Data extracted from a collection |
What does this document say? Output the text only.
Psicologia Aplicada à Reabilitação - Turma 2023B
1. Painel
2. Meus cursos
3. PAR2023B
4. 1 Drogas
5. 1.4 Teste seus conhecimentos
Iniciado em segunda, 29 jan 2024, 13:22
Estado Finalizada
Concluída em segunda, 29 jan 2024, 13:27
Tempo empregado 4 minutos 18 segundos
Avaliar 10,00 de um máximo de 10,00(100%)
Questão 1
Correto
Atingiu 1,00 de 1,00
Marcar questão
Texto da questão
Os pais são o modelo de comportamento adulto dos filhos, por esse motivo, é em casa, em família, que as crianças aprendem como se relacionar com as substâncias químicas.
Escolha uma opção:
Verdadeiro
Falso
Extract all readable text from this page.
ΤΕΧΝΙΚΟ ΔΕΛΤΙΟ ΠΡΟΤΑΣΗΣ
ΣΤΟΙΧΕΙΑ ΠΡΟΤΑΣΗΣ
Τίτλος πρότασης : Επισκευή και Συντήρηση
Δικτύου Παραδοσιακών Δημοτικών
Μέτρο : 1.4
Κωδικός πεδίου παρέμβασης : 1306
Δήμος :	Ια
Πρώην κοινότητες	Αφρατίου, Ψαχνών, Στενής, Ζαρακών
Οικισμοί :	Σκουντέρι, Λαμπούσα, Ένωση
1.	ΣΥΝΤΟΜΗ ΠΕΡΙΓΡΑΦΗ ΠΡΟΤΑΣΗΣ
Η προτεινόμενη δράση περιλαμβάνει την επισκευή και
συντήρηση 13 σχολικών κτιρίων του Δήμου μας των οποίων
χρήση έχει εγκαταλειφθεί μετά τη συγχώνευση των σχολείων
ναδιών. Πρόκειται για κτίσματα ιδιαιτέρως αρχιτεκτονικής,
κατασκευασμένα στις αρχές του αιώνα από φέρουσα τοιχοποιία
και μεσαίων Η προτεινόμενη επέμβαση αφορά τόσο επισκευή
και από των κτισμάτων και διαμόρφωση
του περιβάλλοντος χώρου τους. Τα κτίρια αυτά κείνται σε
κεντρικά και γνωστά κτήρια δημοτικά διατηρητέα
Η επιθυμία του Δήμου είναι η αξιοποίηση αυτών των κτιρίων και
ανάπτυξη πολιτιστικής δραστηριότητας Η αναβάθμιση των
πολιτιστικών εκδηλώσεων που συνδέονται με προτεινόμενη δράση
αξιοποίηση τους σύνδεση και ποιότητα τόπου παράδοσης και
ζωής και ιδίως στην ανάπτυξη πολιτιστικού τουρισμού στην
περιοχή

EXERCISE OBJECTIVE |
Please reproduce the entire listing, exactly as shown.

REPLY |
What does this document say? Output the text only.
Psicologia Aplicada à Reabilitação - Turma 2023B
1. Painel
2. Meus cursos
3. PAR2023B
4. 1 Drogas
5. 1.4 Teste seus conhecimentos
Iniciado em segunda, 29 jan 2024, 13:22
Estado Finalizada
Concluída em segunda, 29 jan 2024, 13:27
Tempo empregado 4 minutos 18 segundos
Avaliar 10,00 de um máximo de 10,00(100%)
Questão 1
Correto
Atingiu 1,00 de 1,00
Marcar questão
Texto da questão
Os pais são o modelo de comportamento adulto dos filhos, por esse motivo, é em casa, em família, que as crianças aprendem como se relacionar com as substâncias químicas.
Escolha uma opção:
Verdadeiro
Falso
Extract all readable text from this page.
ΤΕΧΝΙΚΟ ΔΕΛΤΙΟ ΠΡΟΤΑΣΗΣ
ΣΤΟΙΧΕΙΑ ΠΡΟΤΑΣΗΣ
Τίτλος πρότασης : Επισκευή και Συντήρηση
Δικτύου Παραδοσιακών Δημοτικών
Μέτρο : 1.4
Κωδικός πεδίου παρέμβασης : 1306
Δήμος :	Ια
Πρώην κοινότητες	Αφρατίου, Ψαχνών, Στενής, Ζαρακών
Οικισμοί :	Σκουντέρι, Λαμπούσα, Ένωση
1.	ΣΥΝΤΟΜΗ ΠΕΡΙΓΡΑΦΗ ΠΡΟΤΑΣΗΣ
Η προτεινόμενη δράση περιλαμβάνει την επισκευή και
συντήρηση 13 σχολικών κτιρίων του Δήμου μας των οποίων
χρήση έχει εγκαταλειφθεί μετά τη συγχώνευση των σχολείων
ναδιών. Πρόκειται για κτίσματα ιδιαιτέρως αρχιτεκτονικής,
κατασκευασμένα στις αρχές του αιώνα από φέρουσα τοιχοποιία
και μεσαίων Η προτεινόμενη επέμβαση αφορά τόσο επισκευή
και από των κτισμάτων και διαμόρφωση
του περιβάλλοντος χώρου τους. Τα κτίρια αυτά κείνται σε
κεντρικά και γνωστά κτήρια δημοτικά διατηρητέα
Η επιθυμία του Δήμου είναι η αξιοποίηση αυτών των κτιρίων και
ανάπτυξη πολιτιστικής δραστηριότητας Η αναβάθμιση των
πολιτιστικών εκδηλώσεων που συνδέονται με προτεινόμενη δράση
αξιοποίηση τους σύνδεση και ποιότητα τόπου παράδοσης και
ζωής και ιδίως στην ανάπτυξη πολιτιστικού τουρισμού στην
περιοχή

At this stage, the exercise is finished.